**To do**
Records follow. Pull out every line that contains "bookDefine".

BEGIN Records shown

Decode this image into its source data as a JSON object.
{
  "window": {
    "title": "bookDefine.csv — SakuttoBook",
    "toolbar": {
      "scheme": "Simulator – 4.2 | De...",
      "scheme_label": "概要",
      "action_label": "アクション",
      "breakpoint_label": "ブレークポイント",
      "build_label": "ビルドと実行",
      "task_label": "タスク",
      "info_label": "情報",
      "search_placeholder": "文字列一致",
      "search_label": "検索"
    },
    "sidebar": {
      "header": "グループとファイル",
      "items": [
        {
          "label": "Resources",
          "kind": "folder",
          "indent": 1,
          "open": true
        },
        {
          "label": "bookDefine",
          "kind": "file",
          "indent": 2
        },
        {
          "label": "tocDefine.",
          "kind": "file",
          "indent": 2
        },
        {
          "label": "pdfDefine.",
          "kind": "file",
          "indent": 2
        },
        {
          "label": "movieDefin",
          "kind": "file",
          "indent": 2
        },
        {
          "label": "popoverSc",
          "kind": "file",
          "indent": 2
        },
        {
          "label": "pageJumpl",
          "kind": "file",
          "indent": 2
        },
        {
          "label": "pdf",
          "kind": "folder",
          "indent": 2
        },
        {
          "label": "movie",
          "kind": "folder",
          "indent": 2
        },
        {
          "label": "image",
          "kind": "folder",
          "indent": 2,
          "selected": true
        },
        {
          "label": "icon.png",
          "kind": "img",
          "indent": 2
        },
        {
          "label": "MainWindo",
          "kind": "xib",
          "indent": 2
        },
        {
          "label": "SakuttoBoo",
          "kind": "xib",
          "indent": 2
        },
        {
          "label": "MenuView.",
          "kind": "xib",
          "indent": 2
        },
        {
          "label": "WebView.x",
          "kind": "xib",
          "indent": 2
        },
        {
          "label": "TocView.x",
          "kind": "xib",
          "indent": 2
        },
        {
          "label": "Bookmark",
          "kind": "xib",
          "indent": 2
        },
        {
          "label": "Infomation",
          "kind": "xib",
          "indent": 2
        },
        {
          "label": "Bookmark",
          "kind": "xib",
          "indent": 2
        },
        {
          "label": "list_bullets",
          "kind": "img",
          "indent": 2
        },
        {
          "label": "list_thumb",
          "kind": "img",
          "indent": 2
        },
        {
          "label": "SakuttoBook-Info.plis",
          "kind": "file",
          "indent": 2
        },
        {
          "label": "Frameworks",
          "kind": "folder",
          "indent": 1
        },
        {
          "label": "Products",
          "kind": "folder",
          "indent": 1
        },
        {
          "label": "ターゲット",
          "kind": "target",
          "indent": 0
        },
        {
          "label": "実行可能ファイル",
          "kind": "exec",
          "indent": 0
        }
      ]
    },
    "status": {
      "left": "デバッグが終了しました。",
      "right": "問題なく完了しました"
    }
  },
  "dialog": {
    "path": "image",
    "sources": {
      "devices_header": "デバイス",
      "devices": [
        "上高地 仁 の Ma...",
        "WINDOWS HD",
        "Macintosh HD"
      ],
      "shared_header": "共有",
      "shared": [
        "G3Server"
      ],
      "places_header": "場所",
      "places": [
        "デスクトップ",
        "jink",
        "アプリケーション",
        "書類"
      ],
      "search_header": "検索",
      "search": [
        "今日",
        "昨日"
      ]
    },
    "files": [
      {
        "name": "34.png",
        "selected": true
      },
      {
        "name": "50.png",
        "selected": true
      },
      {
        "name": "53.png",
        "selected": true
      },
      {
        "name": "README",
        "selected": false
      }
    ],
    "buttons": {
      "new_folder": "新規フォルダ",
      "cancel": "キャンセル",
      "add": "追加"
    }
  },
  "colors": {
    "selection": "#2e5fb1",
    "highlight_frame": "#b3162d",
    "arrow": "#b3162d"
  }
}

END Records shown

**Answer**
    "title": "bookDefine.csv — SakuttoBook",
          "label": "bookDefine",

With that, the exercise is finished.